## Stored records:
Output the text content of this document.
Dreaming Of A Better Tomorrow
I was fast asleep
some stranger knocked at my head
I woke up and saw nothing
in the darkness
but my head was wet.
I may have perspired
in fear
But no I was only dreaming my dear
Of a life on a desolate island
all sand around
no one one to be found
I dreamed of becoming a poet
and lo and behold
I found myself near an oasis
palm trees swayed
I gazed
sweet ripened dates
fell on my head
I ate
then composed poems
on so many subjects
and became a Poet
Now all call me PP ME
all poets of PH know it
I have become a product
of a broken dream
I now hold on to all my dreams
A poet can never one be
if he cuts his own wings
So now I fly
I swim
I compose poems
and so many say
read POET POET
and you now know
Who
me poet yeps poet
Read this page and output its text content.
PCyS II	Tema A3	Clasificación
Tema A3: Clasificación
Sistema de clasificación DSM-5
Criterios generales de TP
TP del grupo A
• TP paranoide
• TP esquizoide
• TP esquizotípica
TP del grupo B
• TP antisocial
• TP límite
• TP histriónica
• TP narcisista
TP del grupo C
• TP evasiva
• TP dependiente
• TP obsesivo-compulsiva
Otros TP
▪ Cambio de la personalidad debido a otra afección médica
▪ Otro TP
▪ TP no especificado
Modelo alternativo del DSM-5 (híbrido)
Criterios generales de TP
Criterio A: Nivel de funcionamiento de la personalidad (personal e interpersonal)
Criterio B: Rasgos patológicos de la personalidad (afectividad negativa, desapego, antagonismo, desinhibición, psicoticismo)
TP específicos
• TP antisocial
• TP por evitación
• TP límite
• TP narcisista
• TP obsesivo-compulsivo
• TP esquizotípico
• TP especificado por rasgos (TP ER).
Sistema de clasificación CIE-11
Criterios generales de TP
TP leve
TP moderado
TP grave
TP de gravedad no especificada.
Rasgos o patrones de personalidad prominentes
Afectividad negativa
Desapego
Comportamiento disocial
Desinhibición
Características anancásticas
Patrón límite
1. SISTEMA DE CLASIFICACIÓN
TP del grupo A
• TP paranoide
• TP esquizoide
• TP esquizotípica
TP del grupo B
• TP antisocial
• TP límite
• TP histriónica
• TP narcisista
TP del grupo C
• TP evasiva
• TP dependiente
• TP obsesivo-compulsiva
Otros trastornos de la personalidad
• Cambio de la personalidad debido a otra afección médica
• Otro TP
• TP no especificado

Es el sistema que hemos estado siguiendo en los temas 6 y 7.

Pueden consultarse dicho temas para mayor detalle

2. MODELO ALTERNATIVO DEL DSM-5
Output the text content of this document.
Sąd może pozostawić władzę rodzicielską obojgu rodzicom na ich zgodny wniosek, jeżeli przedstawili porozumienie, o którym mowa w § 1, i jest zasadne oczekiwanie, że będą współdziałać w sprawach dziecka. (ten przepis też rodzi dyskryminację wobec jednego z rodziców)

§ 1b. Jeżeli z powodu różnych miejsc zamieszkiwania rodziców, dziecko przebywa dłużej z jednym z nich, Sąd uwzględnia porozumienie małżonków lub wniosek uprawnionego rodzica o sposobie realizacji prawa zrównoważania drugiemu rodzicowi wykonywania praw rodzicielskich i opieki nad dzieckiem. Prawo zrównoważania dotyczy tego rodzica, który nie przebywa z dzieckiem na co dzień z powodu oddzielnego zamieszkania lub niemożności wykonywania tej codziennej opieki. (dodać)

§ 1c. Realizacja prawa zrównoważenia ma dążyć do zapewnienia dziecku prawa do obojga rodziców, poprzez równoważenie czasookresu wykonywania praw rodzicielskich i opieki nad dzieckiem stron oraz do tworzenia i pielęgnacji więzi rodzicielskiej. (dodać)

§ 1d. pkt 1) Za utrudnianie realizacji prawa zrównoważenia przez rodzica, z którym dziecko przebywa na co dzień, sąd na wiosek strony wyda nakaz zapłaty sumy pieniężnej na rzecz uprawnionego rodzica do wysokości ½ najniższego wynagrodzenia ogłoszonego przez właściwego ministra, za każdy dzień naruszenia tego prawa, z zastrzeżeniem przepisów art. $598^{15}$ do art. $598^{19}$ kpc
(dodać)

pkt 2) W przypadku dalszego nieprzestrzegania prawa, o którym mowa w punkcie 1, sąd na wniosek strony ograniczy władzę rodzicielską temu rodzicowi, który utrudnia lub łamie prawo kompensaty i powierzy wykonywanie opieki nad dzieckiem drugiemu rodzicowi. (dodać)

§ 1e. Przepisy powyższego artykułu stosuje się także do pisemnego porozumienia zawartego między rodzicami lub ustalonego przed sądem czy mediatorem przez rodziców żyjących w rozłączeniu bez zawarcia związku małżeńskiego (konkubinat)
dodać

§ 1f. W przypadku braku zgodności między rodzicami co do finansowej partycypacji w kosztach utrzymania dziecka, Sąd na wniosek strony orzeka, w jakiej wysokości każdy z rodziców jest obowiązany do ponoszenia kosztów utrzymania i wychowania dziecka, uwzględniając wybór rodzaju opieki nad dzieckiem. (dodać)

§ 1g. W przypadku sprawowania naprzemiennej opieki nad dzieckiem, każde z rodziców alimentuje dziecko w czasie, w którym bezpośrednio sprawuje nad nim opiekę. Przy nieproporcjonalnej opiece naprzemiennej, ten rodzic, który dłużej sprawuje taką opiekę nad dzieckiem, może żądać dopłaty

## Task instructions:
Emit the full listing verbatim.

## Written answer:
Output the text content of this document.
Dreaming Of A Better Tomorrow
I was fast asleep
some stranger knocked at my head
I woke up and saw nothing
in the darkness
but my head was wet.
I may have perspired
in fear
But no I was only dreaming my dear
Of a life on a desolate island
all sand around
no one one to be found
I dreamed of becoming a poet
and lo and behold
I found myself near an oasis
palm trees swayed
I gazed
sweet ripened dates
fell on my head
I ate
then composed poems
on so many subjects
and became a Poet
Now all call me PP ME
all poets of PH know it
I have become a product
of a broken dream
I now hold on to all my dreams
A poet can never one be
if he cuts his own wings
So now I fly
I swim
I compose poems
and so many say
read POET POET
and you now know
Who
me poet yeps poet
Read this page and output its text content.
PCyS II	Tema A3	Clasificación
Tema A3: Clasificación
Sistema de clasificación DSM-5
Criterios generales de TP
TP del grupo A
• TP paranoide
• TP esquizoide
• TP esquizotípica
TP del grupo B
• TP antisocial
• TP límite
• TP histriónica
• TP narcisista
TP del grupo C
• TP evasiva
• TP dependiente
• TP obsesivo-compulsiva
Otros TP
▪ Cambio de la personalidad debido a otra afección médica
▪ Otro TP
▪ TP no especificado
Modelo alternativo del DSM-5 (híbrido)
Criterios generales de TP
Criterio A: Nivel de funcionamiento de la personalidad (personal e interpersonal)
Criterio B: Rasgos patológicos de la personalidad (afectividad negativa, desapego, antagonismo, desinhibición, psicoticismo)
TP específicos
• TP antisocial
• TP por evitación
• TP límite
• TP narcisista
• TP obsesivo-compulsivo
• TP esquizotípico
• TP especificado por rasgos (TP ER).
Sistema de clasificación CIE-11
Criterios generales de TP
TP leve
TP moderado
TP grave
TP de gravedad no especificada.
Rasgos o patrones de personalidad prominentes
Afectividad negativa
Desapego
Comportamiento disocial
Desinhibición
Características anancásticas
Patrón límite
1. SISTEMA DE CLASIFICACIÓN
TP del grupo A
• TP paranoide
• TP esquizoide
• TP esquizotípica
TP del grupo B
• TP antisocial
• TP límite
• TP histriónica
• TP narcisista
TP del grupo C
• TP evasiva
• TP dependiente
• TP obsesivo-compulsiva
Otros trastornos de la personalidad
• Cambio de la personalidad debido a otra afección médica
• Otro TP
• TP no especificado

Es el sistema que hemos estado siguiendo en los temas 6 y 7.

Pueden consultarse dicho temas para mayor detalle

2. MODELO ALTERNATIVO DEL DSM-5
Output the text content of this document.
Sąd może pozostawić władzę rodzicielską obojgu rodzicom na ich zgodny wniosek, jeżeli przedstawili porozumienie, o którym mowa w § 1, i jest zasadne oczekiwanie, że będą współdziałać w sprawach dziecka. (ten przepis też rodzi dyskryminację wobec jednego z rodziców)

§ 1b. Jeżeli z powodu różnych miejsc zamieszkiwania rodziców, dziecko przebywa dłużej z jednym z nich, Sąd uwzględnia porozumienie małżonków lub wniosek uprawnionego rodzica o sposobie realizacji prawa zrównoważania drugiemu rodzicowi wykonywania praw rodzicielskich i opieki nad dzieckiem. Prawo zrównoważania dotyczy tego rodzica, który nie przebywa z dzieckiem na co dzień z powodu oddzielnego zamieszkania lub niemożności wykonywania tej codziennej opieki. (dodać)

§ 1c. Realizacja prawa zrównoważenia ma dążyć do zapewnienia dziecku prawa do obojga rodziców, poprzez równoważenie czasookresu wykonywania praw rodzicielskich i opieki nad dzieckiem stron oraz do tworzenia i pielęgnacji więzi rodzicielskiej. (dodać)

§ 1d. pkt 1) Za utrudnianie realizacji prawa zrównoważenia przez rodzica, z którym dziecko przebywa na co dzień, sąd na wiosek strony wyda nakaz zapłaty sumy pieniężnej na rzecz uprawnionego rodzica do wysokości ½ najniższego wynagrodzenia ogłoszonego przez właściwego ministra, za każdy dzień naruszenia tego prawa, z zastrzeżeniem przepisów art. $598^{15}$ do art. $598^{19}$ kpc
(dodać)

pkt 2) W przypadku dalszego nieprzestrzegania prawa, o którym mowa w punkcie 1, sąd na wniosek strony ograniczy władzę rodzicielską temu rodzicowi, który utrudnia lub łamie prawo kompensaty i powierzy wykonywanie opieki nad dzieckiem drugiemu rodzicowi. (dodać)

§ 1e. Przepisy powyższego artykułu stosuje się także do pisemnego porozumienia zawartego między rodzicami lub ustalonego przed sądem czy mediatorem przez rodziców żyjących w rozłączeniu bez zawarcia związku małżeńskiego (konkubinat)
dodać

§ 1f. W przypadku braku zgodności między rodzicami co do finansowej partycypacji w kosztach utrzymania dziecka, Sąd na wniosek strony orzeka, w jakiej wysokości każdy z rodziców jest obowiązany do ponoszenia kosztów utrzymania i wychowania dziecka, uwzględniając wybór rodzaju opieki nad dzieckiem. (dodać)

§ 1g. W przypadku sprawowania naprzemiennej opieki nad dzieckiem, każde z rodziców alimentuje dziecko w czasie, w którym bezpośrednio sprawuje nad nim opiekę. Przy nieproporcjonalnej opiece naprzemiennej, ten rodzic, który dłużej sprawuje taką opiekę nad dzieckiem, może żądać dopłaty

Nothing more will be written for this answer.